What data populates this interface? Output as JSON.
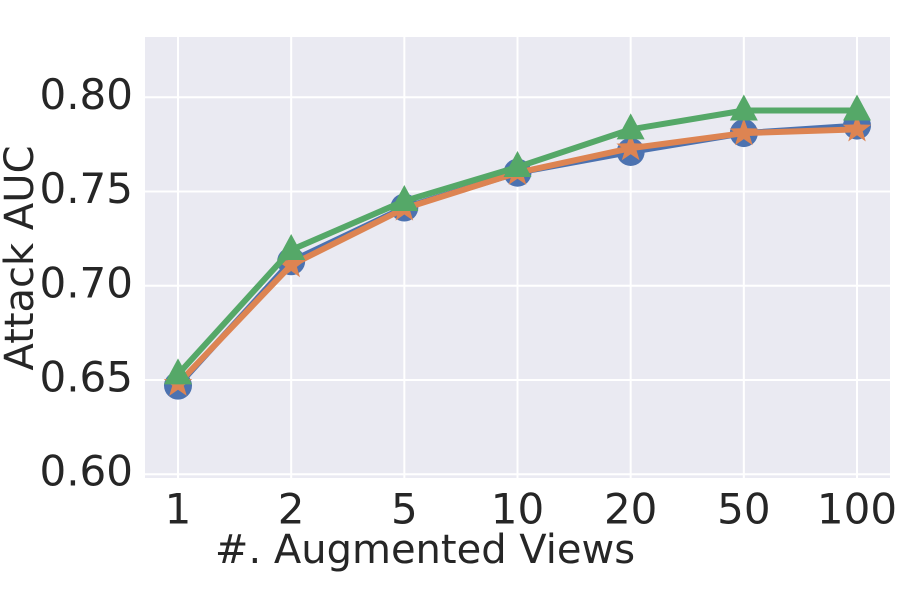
{
  "chart_data": {
    "type": "line",
    "xlabel": "#. Augmented Views",
    "ylabel": "Attack AUC",
    "categories": [
      "1",
      "2",
      "5",
      "10",
      "20",
      "50",
      "100"
    ],
    "series": [
      {
        "color": "#4c72b0",
        "marker": "circle",
        "values": [
          0.647,
          0.713,
          0.7415,
          0.76,
          0.771,
          0.781,
          0.785
        ]
      },
      {
        "color": "#dd8452",
        "marker": "star",
        "values": [
          0.648,
          0.711,
          0.741,
          0.76,
          0.773,
          0.781,
          0.783
        ]
      },
      {
        "color": "#55a868",
        "marker": "triangle",
        "values": [
          0.653,
          0.719,
          0.745,
          0.763,
          0.783,
          0.793,
          0.793
        ]
      }
    ],
    "ylim": [
      0.598,
      0.832
    ],
    "yticks": [
      {
        "value": 0.6,
        "label": "0.60"
      },
      {
        "value": 0.65,
        "label": "0.65"
      },
      {
        "value": 0.7,
        "label": "0.70"
      },
      {
        "value": 0.75,
        "label": "0.75"
      },
      {
        "value": 0.8,
        "label": "0.80"
      }
    ],
    "grid": true,
    "background": "#eaeaf2"
  }
}
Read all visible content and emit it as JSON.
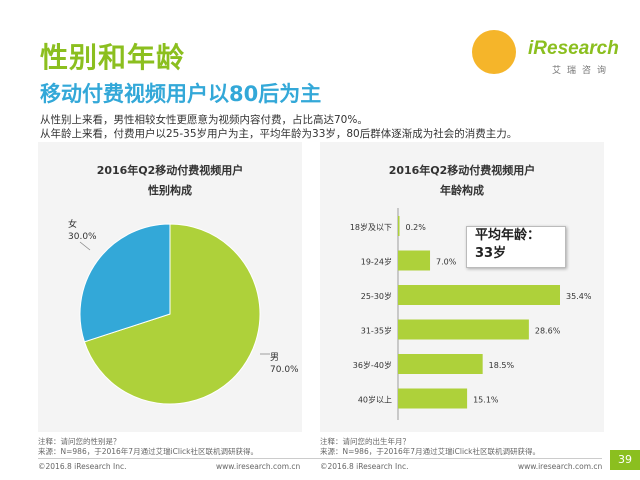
{
  "header": {
    "title": "性别和年龄",
    "subtitle": "移动付费视频用户以80后为主",
    "desc_line1": "从性别上来看，男性相较女性更愿意为视频内容付费，占比高达70%。",
    "desc_line2": "从年龄上来看，付费用户以25-35岁用户为主，平均年龄为33岁，80后群体逐渐成为社会的消费主力。"
  },
  "logo": {
    "brand": "iResearch",
    "sub": "艾瑞咨询",
    "color": "#8bbf1f",
    "circle_color": "#f5b52a"
  },
  "colors": {
    "accent_green": "#8bbf1f",
    "accent_blue": "#33a8d8",
    "pie_male": "#aed13a",
    "pie_female": "#33a8d8",
    "bar": "#aed13a"
  },
  "chart_data": [
    {
      "type": "pie",
      "title_line1": "2016年Q2移动付费视频用户",
      "title_line2": "性别构成",
      "slices": [
        {
          "label": "男",
          "value": 70.0,
          "display": "70.0%"
        },
        {
          "label": "女",
          "value": 30.0,
          "display": "30.0%"
        }
      ]
    },
    {
      "type": "bar",
      "orientation": "horizontal",
      "title_line1": "2016年Q2移动付费视频用户",
      "title_line2": "年龄构成",
      "categories": [
        "18岁及以下",
        "19-24岁",
        "25-30岁",
        "31-35岁",
        "36岁-40岁",
        "40岁以上"
      ],
      "values": [
        0.2,
        7.0,
        35.4,
        28.6,
        18.5,
        15.1
      ],
      "labels": [
        "0.2%",
        "7.0%",
        "35.4%",
        "28.6%",
        "18.5%",
        "15.1%"
      ],
      "xlim": [
        0,
        35.4
      ],
      "annotation_line1": "平均年龄：",
      "annotation_line2": "33岁"
    }
  ],
  "footnotes": {
    "left_q": "注释：请问您的性别是？",
    "left_src": "来源：N=986，于2016年7月通过艾瑞iClick社区联机调研获得。",
    "right_q": "注释：请问您的出生年月？",
    "right_src": "来源：N=986，于2016年7月通过艾瑞iClick社区联机调研获得。"
  },
  "footer": {
    "copyright_left": "©2016.8 iResearch Inc.",
    "url_left": "www.iresearch.com.cn",
    "copyright_right": "©2016.8 iResearch Inc.",
    "url_right": "www.iresearch.com.cn",
    "page_number": "39"
  }
}
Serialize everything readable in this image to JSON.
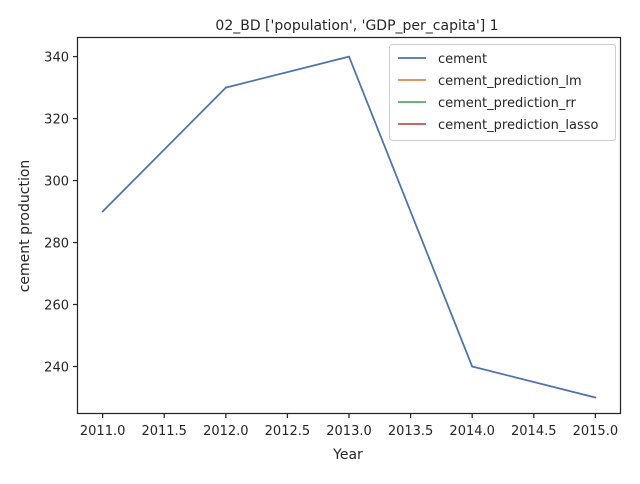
{
  "chart_data": {
    "type": "line",
    "title": "02_BD ['population', 'GDP_per_capita'] 1",
    "xlabel": "Year",
    "ylabel": "cement production",
    "xlim": [
      2010.8,
      2015.2
    ],
    "ylim": [
      225,
      346
    ],
    "x_ticks": [
      2011.0,
      2011.5,
      2012.0,
      2012.5,
      2013.0,
      2013.5,
      2014.0,
      2014.5,
      2015.0
    ],
    "x_tick_labels": [
      "2011.0",
      "2011.5",
      "2012.0",
      "2012.5",
      "2013.0",
      "2013.5",
      "2014.0",
      "2014.5",
      "2015.0"
    ],
    "y_ticks": [
      240,
      260,
      280,
      300,
      320,
      340
    ],
    "y_tick_labels": [
      "240",
      "260",
      "280",
      "300",
      "320",
      "340"
    ],
    "grid": false,
    "legend_position": "top-right",
    "series": [
      {
        "name": "cement",
        "color": "#4c72b0",
        "x": [
          2011,
          2012,
          2013,
          2014,
          2015
        ],
        "values": [
          290,
          330,
          340,
          240,
          230
        ]
      },
      {
        "name": "cement_prediction_lm",
        "color": "#dd8452",
        "x": [],
        "values": []
      },
      {
        "name": "cement_prediction_rr",
        "color": "#55a868",
        "x": [],
        "values": []
      },
      {
        "name": "cement_prediction_lasso",
        "color": "#c44e52",
        "x": [],
        "values": []
      }
    ]
  }
}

=======

#### AIM
Retype each line of the listing above word for word. Exclude the pictures.

#### WRITTEN REPLY
What data populates this interface? Output as JSON.
{
  "chart_data": {
    "type": "line",
    "xlabel": "#. Augmented Views",
    "ylabel": "Attack AUC",
    "categories": [
      "1",
      "2",
      "5",
      "10",
      "20",
      "50",
      "100"
    ],
    "series": [
      {
        "color": "#4c72b0",
        "marker": "circle",
        "values": [
          0.647,
          0.713,
          0.7415,
          0.76,
          0.771,
          0.781,
          0.785
        ]
      },
      {
        "color": "#dd8452",
        "marker": "star",
        "values": [
          0.648,
          0.711,
          0.741,
          0.76,
          0.773,
          0.781,
          0.783
        ]
      },
      {
        "color": "#55a868",
        "marker": "triangle",
        "values": [
          0.653,
          0.719,
          0.745,
          0.763,
          0.783,
          0.793,
          0.793
        ]
      }
    ],
    "ylim": [
      0.598,
      0.832
    ],
    "yticks": [
      {
        "value": 0.6,
        "label": "0.60"
      },
      {
        "value": 0.65,
        "label": "0.65"
      },
      {
        "value": 0.7,
        "label": "0.70"
      },
      {
        "value": 0.75,
        "label": "0.75"
      },
      {
        "value": 0.8,
        "label": "0.80"
      }
    ],
    "grid": true,
    "background": "#eaeaf2"
  }
}
Read all visible content and emit it as JSON.
{
  "header": {
    "title": "性别和年龄",
    "subtitle": "移动付费视频用户以80后为主",
    "desc_line1": "从性别上来看，男性相较女性更愿意为视频内容付费，占比高达70%。",
    "desc_line2": "从年龄上来看，付费用户以25-35岁用户为主，平均年龄为33岁，80后群体逐渐成为社会的消费主力。"
  },
  "logo": {
    "brand": "iResearch",
    "sub": "艾瑞咨询",
    "color": "#8bbf1f",
    "circle_color": "#f5b52a"
  },
  "colors": {
    "accent_green": "#8bbf1f",
    "accent_blue": "#33a8d8",
    "pie_male": "#aed13a",
    "pie_female": "#33a8d8",
    "bar": "#aed13a"
  },
  "chart_data": [
    {
      "type": "pie",
      "title_line1": "2016年Q2移动付费视频用户",
      "title_line2": "性别构成",
      "slices": [
        {
          "label": "男",
          "value": 70.0,
          "display": "70.0%"
        },
        {
          "label": "女",
          "value": 30.0,
          "display": "30.0%"
        }
      ]
    },
    {
      "type": "bar",
      "orientation": "horizontal",
      "title_line1": "2016年Q2移动付费视频用户",
      "title_line2": "年龄构成",
      "categories": [
        "18岁及以下",
        "19-24岁",
        "25-30岁",
        "31-35岁",
        "36岁-40岁",
        "40岁以上"
      ],
      "values": [
        0.2,
        7.0,
        35.4,
        28.6,
        18.5,
        15.1
      ],
      "labels": [
        "0.2%",
        "7.0%",
        "35.4%",
        "28.6%",
        "18.5%",
        "15.1%"
      ],
      "xlim": [
        0,
        35.4
      ],
      "annotation_line1": "平均年龄：",
      "annotation_line2": "33岁"
    }
  ],
  "footnotes": {
    "left_q": "注释：请问您的性别是？",
    "left_src": "来源：N=986，于2016年7月通过艾瑞iClick社区联机调研获得。",
    "right_q": "注释：请问您的出生年月？",
    "right_src": "来源：N=986，于2016年7月通过艾瑞iClick社区联机调研获得。"
  },
  "footer": {
    "copyright_left": "©2016.8 iResearch Inc.",
    "url_left": "www.iresearch.com.cn",
    "copyright_right": "©2016.8 iResearch Inc.",
    "url_right": "www.iresearch.com.cn",
    "page_number": "39"
  }
}
Serialize everything readable in this image to JSON.
{
  "chart_data": {
    "type": "line",
    "title": "02_BD ['population', 'GDP_per_capita'] 1",
    "xlabel": "Year",
    "ylabel": "cement production",
    "xlim": [
      2010.8,
      2015.2
    ],
    "ylim": [
      225,
      346
    ],
    "x_ticks": [
      2011.0,
      2011.5,
      2012.0,
      2012.5,
      2013.0,
      2013.5,
      2014.0,
      2014.5,
      2015.0
    ],
    "x_tick_labels": [
      "2011.0",
      "2011.5",
      "2012.0",
      "2012.5",
      "2013.0",
      "2013.5",
      "2014.0",
      "2014.5",
      "2015.0"
    ],
    "y_ticks": [
      240,
      260,
      280,
      300,
      320,
      340
    ],
    "y_tick_labels": [
      "240",
      "260",
      "280",
      "300",
      "320",
      "340"
    ],
    "grid": false,
    "legend_position": "top-right",
    "series": [
      {
        "name": "cement",
        "color": "#4c72b0",
        "x": [
          2011,
          2012,
          2013,
          2014,
          2015
        ],
        "values": [
          290,
          330,
          340,
          240,
          230
        ]
      },
      {
        "name": "cement_prediction_lm",
        "color": "#dd8452",
        "x": [],
        "values": []
      },
      {
        "name": "cement_prediction_rr",
        "color": "#55a868",
        "x": [],
        "values": []
      },
      {
        "name": "cement_prediction_lasso",
        "color": "#c44e52",
        "x": [],
        "values": []
      }
    ]
  }
}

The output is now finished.